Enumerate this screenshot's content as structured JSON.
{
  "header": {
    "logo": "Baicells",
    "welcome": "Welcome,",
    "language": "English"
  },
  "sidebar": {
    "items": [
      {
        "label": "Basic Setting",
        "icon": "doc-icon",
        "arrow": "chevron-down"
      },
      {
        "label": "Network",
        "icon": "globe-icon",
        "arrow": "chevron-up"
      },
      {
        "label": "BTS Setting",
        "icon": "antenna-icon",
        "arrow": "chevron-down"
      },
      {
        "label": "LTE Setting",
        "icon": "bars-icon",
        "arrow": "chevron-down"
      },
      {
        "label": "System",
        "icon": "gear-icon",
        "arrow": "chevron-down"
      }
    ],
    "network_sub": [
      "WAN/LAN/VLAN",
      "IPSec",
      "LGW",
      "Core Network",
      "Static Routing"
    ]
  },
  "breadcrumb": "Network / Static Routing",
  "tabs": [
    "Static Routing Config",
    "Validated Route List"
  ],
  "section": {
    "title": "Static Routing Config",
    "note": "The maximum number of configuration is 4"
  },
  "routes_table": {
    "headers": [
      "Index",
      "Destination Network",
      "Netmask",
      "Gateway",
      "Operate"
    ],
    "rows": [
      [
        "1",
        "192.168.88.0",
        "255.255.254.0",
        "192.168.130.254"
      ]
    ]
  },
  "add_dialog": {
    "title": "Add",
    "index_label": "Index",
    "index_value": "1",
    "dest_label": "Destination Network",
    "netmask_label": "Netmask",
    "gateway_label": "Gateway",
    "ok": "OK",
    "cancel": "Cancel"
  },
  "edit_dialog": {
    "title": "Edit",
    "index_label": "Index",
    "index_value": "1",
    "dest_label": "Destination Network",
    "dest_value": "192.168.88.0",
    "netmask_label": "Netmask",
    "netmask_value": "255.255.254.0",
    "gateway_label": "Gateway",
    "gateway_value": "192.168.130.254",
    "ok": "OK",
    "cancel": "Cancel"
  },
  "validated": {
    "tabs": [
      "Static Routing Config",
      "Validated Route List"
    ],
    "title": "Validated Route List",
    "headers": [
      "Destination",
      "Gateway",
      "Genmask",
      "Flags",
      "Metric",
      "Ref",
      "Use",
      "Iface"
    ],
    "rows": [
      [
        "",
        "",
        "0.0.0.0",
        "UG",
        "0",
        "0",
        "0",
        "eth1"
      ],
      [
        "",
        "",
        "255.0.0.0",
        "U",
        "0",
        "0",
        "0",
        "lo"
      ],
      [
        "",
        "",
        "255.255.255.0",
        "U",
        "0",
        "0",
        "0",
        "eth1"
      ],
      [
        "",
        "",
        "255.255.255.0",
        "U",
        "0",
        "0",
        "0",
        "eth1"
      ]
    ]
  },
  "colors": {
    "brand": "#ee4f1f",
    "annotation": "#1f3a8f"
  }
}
---+---
AIM: State the count of lines holding the string "Destination" in the listing above, and nothing else.

EXPECTED ANSWER: 4